EXERCISE MATERIALS
.....
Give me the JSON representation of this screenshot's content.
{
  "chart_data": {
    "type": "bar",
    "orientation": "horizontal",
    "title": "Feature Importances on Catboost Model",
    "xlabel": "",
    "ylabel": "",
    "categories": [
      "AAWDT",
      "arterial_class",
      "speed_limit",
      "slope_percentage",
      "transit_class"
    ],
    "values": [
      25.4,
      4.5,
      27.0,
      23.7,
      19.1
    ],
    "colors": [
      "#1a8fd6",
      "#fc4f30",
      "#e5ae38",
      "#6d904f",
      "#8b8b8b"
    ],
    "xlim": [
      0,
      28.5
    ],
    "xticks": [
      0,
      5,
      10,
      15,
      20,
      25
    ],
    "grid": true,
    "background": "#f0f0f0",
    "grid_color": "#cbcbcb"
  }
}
.....
WRITTEN INSTRUCTION
Copy every record exactly as presented.

FINAL ANSWER
Give me the JSON representation of this screenshot's content.
{
  "chart_data": {
    "type": "bar",
    "orientation": "horizontal",
    "title": "Feature Importances on Catboost Model",
    "xlabel": "",
    "ylabel": "",
    "categories": [
      "AAWDT",
      "arterial_class",
      "speed_limit",
      "slope_percentage",
      "transit_class"
    ],
    "values": [
      25.4,
      4.5,
      27.0,
      23.7,
      19.1
    ],
    "colors": [
      "#1a8fd6",
      "#fc4f30",
      "#e5ae38",
      "#6d904f",
      "#8b8b8b"
    ],
    "xlim": [
      0,
      28.5
    ],
    "xticks": [
      0,
      5,
      10,
      15,
      20,
      25
    ],
    "grid": true,
    "background": "#f0f0f0",
    "grid_color": "#cbcbcb"
  }
}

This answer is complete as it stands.